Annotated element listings

------------------------------------

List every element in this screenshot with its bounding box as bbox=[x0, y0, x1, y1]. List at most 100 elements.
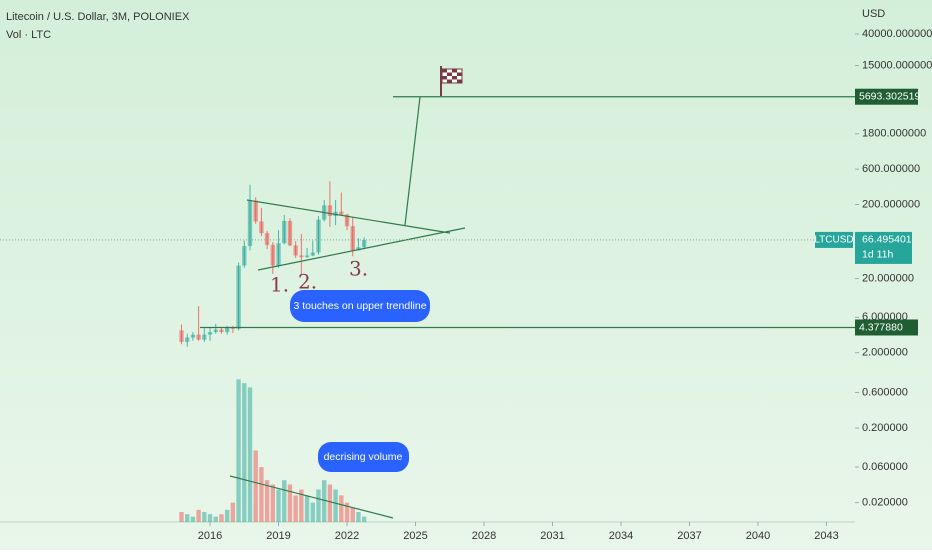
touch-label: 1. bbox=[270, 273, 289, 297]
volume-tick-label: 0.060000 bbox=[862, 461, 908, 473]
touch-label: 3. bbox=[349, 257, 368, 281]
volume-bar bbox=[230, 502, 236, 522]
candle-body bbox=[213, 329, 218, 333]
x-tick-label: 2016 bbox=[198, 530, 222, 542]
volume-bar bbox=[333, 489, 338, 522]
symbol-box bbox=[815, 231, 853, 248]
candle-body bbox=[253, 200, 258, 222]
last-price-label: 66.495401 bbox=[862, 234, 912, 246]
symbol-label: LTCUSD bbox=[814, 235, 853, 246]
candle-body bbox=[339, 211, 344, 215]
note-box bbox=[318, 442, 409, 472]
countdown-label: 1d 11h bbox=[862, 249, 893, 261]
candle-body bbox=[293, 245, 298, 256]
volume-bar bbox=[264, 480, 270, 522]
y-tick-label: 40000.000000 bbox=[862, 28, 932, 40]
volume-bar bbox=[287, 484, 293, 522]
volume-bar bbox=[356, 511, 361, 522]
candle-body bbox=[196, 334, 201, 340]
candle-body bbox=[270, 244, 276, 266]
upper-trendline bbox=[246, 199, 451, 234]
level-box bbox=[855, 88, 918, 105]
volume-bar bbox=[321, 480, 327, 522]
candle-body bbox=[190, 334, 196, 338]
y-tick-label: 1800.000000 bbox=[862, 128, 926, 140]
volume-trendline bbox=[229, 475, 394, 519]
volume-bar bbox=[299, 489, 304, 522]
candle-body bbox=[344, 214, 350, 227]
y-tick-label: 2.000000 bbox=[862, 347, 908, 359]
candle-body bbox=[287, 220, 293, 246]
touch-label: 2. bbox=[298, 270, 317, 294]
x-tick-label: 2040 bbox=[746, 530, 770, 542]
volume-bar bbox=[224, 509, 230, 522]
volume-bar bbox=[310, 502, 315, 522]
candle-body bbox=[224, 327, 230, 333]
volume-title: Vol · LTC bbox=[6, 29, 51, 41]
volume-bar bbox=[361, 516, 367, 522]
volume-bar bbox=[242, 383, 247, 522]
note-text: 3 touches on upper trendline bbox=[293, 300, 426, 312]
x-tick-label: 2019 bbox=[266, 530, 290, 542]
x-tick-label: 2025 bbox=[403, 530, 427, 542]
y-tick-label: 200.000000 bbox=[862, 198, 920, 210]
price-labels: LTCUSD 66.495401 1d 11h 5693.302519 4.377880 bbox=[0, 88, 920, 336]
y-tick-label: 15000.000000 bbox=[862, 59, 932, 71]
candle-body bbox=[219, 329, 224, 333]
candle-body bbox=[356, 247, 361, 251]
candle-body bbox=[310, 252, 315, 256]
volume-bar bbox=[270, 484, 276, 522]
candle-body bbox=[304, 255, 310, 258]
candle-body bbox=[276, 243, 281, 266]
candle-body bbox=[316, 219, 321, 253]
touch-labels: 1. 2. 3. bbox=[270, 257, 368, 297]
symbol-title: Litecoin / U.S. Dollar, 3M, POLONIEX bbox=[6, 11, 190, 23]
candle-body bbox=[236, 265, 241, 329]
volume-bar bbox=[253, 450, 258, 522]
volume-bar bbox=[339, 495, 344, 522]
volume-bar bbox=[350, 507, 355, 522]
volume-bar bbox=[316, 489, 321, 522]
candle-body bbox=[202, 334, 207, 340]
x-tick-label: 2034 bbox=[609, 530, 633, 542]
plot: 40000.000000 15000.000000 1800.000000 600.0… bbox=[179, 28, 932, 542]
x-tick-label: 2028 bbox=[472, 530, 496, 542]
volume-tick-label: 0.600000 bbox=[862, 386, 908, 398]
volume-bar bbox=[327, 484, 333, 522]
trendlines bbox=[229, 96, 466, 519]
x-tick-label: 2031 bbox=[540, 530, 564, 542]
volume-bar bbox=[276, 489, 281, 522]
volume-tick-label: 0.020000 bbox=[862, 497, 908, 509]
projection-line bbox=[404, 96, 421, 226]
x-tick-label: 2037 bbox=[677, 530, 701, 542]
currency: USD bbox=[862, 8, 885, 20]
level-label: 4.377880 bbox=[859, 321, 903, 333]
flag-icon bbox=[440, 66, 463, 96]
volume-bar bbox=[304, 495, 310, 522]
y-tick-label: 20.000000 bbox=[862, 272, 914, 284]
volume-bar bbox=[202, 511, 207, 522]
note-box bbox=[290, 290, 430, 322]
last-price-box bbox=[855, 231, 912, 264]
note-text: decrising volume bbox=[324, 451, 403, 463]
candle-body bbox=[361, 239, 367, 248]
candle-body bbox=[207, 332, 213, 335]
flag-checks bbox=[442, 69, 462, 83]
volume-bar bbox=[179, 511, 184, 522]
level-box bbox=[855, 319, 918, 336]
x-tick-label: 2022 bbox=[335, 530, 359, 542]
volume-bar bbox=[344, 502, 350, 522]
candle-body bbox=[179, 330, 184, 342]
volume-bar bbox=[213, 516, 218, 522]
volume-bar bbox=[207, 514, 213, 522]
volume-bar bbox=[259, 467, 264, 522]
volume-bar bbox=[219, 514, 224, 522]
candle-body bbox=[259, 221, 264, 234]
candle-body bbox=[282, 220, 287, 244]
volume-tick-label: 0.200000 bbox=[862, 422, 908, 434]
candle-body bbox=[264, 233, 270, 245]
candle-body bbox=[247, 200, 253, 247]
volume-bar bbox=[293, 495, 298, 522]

------------------------------------

THE REQUEST>
Arrange the lines of all the items above as a Markdown table with two columns, No. for the row number and Entry for the line, skipping blank lines. Leave the pictures out.

TASK SOLUTION>
| No. | Entry |
|---|---|
| 1 | List every element in this screenshot with its bounding box as bbox=[x0, y0, x1, y1]. List at most 100 elements. |
| 2 | touch-label: 1. bbox=[270, 273, 289, 297] |
| 3 | volume-tick-label: 0.060000 bbox=[862, 461, 908, 473] |
| 4 | touch-label: 3. bbox=[349, 257, 368, 281] |
| 5 | volume-bar bbox=[230, 502, 236, 522] |
| 6 | candle-body bbox=[213, 329, 218, 333] |
| 7 | x-tick-label: 2016 bbox=[198, 530, 222, 542] |
| 8 | volume-bar bbox=[333, 489, 338, 522] |
| 9 | symbol-box bbox=[815, 231, 853, 248] |
| 10 | candle-body bbox=[253, 200, 258, 222] |
| 11 | last-price-label: 66.495401 bbox=[862, 234, 912, 246] |
| 12 | symbol-label: LTCUSD bbox=[814, 235, 853, 246] |
| 13 | candle-body bbox=[339, 211, 344, 215] |
| 14 | note-box bbox=[318, 442, 409, 472] |
| 15 | countdown-label: 1d 11h bbox=[862, 249, 893, 261] |
| 16 | candle-body bbox=[293, 245, 298, 256] |
| 17 | volume-bar bbox=[264, 480, 270, 522] |
| 18 | y-tick-label: 40000.000000 bbox=[862, 28, 932, 40] |
| 19 | volume-bar bbox=[287, 484, 293, 522] |
| 20 | volume-bar bbox=[356, 511, 361, 522] |
| 21 | candle-body bbox=[196, 334, 201, 340] |
| 22 | candle-body bbox=[270, 244, 276, 266] |
| 23 | upper-trendline bbox=[246, 199, 451, 234] |
| 24 | level-box bbox=[855, 88, 918, 105] |
| 25 | volume-bar bbox=[321, 480, 327, 522] |
| 26 | candle-body bbox=[190, 334, 196, 338] |
| 27 | y-tick-label: 1800.000000 bbox=[862, 128, 926, 140] |
| 28 | volume-trendline bbox=[229, 475, 394, 519] |
| 29 | volume-bar bbox=[299, 489, 304, 522] |
| 30 | candle-body bbox=[344, 214, 350, 227] |
| 31 | y-tick-label: 2.000000 bbox=[862, 347, 908, 359] |
| 32 | candle-body bbox=[287, 220, 293, 246] |
| 33 | touch-label: 2. bbox=[298, 270, 317, 294] |
| 34 | x-tick-label: 2040 bbox=[746, 530, 770, 542] |
| 35 | volume-bar bbox=[224, 509, 230, 522] |
| 36 | volume-bar bbox=[310, 502, 315, 522] |
| 37 | candle-body bbox=[224, 327, 230, 333] |
| 38 | volume-title: Vol · LTC bbox=[6, 29, 51, 41] |
| 39 | volume-bar bbox=[361, 516, 367, 522] |
| 40 | volume-bar bbox=[242, 383, 247, 522] |
| 41 | note-text: 3 touches on upper trendline bbox=[293, 300, 426, 312] |
| 42 | x-tick-label: 2019 bbox=[266, 530, 290, 542] |
| 43 | x-tick-label: 2025 bbox=[403, 530, 427, 542] |
| 44 | y-tick-label: 200.000000 bbox=[862, 198, 920, 210] |
| 45 | price-labels: LTCUSD 66.495401 1d 11h 5693.302519 4.377880 bbox=[0, 88, 920, 336] |
| 46 | y-tick-label: 15000.000000 bbox=[862, 59, 932, 71] |
| 47 | candle-body bbox=[219, 329, 224, 333] |
| 48 | candle-body bbox=[356, 247, 361, 251] |
| 49 | candle-body bbox=[310, 252, 315, 256] |
| 50 | volume-bar bbox=[270, 484, 276, 522] |
| 51 | candle-body bbox=[304, 255, 310, 258] |
| 52 | candle-body bbox=[276, 243, 281, 266] |
| 53 | candle-body bbox=[316, 219, 321, 253] |
| 54 | touch-labels: 1. 2. 3. bbox=[270, 257, 368, 297] |
| 55 | symbol-title: Litecoin / U.S. Dollar, 3M, POLONIEX bbox=[6, 11, 190, 23] |
| 56 | candle-body bbox=[236, 265, 241, 329] |
| 57 | volume-bar bbox=[253, 450, 258, 522] |
| 58 | volume-bar bbox=[339, 495, 344, 522] |
| 59 | volume-bar bbox=[350, 507, 355, 522] |
| 60 | volume-bar bbox=[316, 489, 321, 522] |
| 61 | candle-body bbox=[202, 334, 207, 340] |
| 62 | x-tick-label: 2034 bbox=[609, 530, 633, 542] |
| 63 | plot: 40000.000000 15000.000000 1800.000000 600.0… bbox=[179, 28, 932, 542] |
| 64 | x-tick-label: 2028 bbox=[472, 530, 496, 542] |
| 65 | volume-tick-label: 0.600000 bbox=[862, 386, 908, 398] |
| 66 | volume-bar bbox=[327, 484, 333, 522] |
| 67 | trendlines bbox=[229, 96, 466, 519] |
| 68 | x-tick-label: 2031 bbox=[540, 530, 564, 542] |
| 69 | volume-bar bbox=[276, 489, 281, 522] |
| 70 | volume-tick-label: 0.020000 bbox=[862, 497, 908, 509] |
| 71 | projection-line bbox=[404, 96, 421, 226] |
| 72 | x-tick-label: 2037 bbox=[677, 530, 701, 542] |
| 73 | currency: USD bbox=[862, 8, 885, 20] |
| 74 | level-label: 4.377880 bbox=[859, 321, 903, 333] |
| 75 | flag-icon bbox=[440, 66, 463, 96] |
| 76 | volume-bar bbox=[304, 495, 310, 522] |
| 77 | y-tick-label: 20.000000 bbox=[862, 272, 914, 284] |
| 78 | volume-bar bbox=[202, 511, 207, 522] |
| 79 | note-box bbox=[290, 290, 430, 322] |
| 80 | last-price-box bbox=[855, 231, 912, 264] |
| 81 | note-text: decrising volume bbox=[324, 451, 403, 463] |
| 82 | candle-body bbox=[361, 239, 367, 248] |
| 83 | candle-body bbox=[207, 332, 213, 335] |
| 84 | flag-checks bbox=[442, 69, 462, 83] |
| 85 | volume-bar bbox=[179, 511, 184, 522] |
| 86 | level-box bbox=[855, 319, 918, 336] |
| 87 | x-tick-label: 2022 bbox=[335, 530, 359, 542] |
| 88 | volume-bar bbox=[344, 502, 350, 522] |
| 89 | candle-body bbox=[179, 330, 184, 342] |
| 90 | volume-bar bbox=[213, 516, 218, 522] |
| 91 | volume-bar bbox=[207, 514, 213, 522] |
| 92 | volume-bar bbox=[259, 467, 264, 522] |
| 93 | volume-bar bbox=[219, 514, 224, 522] |
| 94 | candle-body bbox=[259, 221, 264, 234] |
| 95 | candle-body bbox=[282, 220, 287, 244] |
| 96 | volume-tick-label: 0.200000 bbox=[862, 422, 908, 434] |
| 97 | candle-body bbox=[264, 233, 270, 245] |
| 98 | candle-body bbox=[247, 200, 253, 247] |
| 99 | volume-bar bbox=[293, 495, 298, 522] |